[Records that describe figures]
-=-=-=-=-
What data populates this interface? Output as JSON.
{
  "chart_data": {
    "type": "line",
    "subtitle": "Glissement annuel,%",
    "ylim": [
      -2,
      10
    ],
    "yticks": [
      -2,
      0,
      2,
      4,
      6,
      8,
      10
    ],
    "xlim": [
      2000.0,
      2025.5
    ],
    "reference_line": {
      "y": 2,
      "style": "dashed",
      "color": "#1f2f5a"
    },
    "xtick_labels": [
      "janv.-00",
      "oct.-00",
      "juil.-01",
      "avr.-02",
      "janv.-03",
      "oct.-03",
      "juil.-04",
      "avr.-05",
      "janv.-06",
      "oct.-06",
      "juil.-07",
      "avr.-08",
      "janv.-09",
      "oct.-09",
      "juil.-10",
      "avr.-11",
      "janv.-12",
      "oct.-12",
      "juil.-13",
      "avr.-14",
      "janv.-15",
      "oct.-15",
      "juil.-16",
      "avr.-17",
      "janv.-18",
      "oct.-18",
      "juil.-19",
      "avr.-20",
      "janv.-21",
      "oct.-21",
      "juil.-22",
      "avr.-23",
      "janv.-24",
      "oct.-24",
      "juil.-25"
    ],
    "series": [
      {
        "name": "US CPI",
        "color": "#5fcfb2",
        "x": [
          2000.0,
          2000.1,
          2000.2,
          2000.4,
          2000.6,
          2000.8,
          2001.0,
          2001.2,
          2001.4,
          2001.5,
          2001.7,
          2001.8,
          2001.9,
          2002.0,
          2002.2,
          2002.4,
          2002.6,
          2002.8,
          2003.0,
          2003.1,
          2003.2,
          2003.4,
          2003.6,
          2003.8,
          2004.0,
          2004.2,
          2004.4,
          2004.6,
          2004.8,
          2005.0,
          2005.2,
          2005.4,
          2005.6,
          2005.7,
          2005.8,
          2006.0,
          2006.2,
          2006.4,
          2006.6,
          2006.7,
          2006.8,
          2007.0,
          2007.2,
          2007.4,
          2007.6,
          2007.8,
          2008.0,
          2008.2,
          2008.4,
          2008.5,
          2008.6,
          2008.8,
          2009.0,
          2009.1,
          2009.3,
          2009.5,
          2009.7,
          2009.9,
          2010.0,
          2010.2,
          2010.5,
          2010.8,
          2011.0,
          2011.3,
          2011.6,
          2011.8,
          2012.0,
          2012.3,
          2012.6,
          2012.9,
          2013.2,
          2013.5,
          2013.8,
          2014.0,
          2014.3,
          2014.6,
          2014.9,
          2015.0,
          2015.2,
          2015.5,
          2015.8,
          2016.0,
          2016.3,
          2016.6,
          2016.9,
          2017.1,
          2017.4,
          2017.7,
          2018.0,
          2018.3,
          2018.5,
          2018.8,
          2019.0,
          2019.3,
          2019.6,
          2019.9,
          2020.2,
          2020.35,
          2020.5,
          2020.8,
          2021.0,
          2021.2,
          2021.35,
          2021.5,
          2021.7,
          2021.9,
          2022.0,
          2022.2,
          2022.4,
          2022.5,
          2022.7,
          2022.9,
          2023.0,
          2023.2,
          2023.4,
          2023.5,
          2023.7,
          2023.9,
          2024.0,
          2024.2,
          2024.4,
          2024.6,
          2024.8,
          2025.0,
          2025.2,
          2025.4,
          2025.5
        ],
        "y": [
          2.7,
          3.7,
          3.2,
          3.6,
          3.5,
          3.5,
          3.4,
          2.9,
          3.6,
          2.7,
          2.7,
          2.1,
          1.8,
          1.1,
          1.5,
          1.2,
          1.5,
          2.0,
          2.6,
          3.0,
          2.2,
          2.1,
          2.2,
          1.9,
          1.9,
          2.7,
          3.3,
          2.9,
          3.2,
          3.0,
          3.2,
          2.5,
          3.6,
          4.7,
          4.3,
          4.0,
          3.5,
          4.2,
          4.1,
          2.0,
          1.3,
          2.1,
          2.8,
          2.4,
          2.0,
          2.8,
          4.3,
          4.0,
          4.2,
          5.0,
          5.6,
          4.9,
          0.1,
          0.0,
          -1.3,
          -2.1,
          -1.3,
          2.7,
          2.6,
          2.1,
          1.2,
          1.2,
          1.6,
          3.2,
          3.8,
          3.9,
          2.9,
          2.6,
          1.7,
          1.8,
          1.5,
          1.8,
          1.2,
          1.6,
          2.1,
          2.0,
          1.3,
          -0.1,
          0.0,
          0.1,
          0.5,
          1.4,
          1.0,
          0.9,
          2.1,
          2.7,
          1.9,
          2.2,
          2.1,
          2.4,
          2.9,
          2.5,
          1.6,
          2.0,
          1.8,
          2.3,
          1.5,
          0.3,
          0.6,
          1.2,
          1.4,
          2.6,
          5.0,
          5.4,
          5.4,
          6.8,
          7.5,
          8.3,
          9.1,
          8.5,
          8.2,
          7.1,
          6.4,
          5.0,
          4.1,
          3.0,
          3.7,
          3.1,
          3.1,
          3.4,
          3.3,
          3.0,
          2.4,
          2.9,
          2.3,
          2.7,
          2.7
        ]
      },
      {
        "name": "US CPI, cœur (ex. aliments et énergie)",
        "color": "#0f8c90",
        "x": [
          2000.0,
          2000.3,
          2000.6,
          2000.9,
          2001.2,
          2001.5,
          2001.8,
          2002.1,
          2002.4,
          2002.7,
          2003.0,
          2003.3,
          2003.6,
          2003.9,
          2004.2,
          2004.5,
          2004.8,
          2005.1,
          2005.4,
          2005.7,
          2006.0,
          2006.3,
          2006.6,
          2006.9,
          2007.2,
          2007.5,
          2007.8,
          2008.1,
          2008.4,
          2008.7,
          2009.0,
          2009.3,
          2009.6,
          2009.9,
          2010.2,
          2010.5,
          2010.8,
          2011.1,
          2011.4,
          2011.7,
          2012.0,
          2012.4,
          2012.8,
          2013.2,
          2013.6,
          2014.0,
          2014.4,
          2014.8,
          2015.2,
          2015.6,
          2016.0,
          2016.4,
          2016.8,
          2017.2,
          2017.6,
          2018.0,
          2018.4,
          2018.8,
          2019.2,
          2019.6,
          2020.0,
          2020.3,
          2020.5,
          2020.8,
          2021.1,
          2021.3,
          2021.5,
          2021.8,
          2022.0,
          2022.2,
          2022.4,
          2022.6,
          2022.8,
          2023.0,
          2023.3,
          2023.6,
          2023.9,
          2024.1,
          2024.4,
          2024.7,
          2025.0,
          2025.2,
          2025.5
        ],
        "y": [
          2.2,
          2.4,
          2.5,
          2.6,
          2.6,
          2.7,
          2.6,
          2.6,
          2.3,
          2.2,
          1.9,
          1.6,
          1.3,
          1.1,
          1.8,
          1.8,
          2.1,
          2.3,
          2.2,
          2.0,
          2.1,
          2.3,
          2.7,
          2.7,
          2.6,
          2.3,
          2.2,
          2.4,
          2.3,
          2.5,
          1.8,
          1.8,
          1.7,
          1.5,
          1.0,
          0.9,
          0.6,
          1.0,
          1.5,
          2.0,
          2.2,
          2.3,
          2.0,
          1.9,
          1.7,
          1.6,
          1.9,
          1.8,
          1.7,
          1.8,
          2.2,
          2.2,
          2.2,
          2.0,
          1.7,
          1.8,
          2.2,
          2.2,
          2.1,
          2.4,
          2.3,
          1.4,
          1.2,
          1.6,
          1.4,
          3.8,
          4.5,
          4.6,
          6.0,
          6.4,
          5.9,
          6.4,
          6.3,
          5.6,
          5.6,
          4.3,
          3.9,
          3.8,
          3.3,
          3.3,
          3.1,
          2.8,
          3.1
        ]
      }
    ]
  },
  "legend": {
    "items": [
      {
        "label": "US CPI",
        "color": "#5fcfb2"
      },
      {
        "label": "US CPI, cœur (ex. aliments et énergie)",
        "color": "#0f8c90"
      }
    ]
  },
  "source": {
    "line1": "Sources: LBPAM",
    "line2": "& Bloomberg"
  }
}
-=-=-=-=-
• _WRITTEN INSTRUCTION_: Identify all lines in the records above with the word "énergie".

• _EXPECTED OUTPUT_:
        "name": "US CPI, cœur (ex. aliments et énergie)",
        "label": "US CPI, cœur (ex. aliments et énergie)",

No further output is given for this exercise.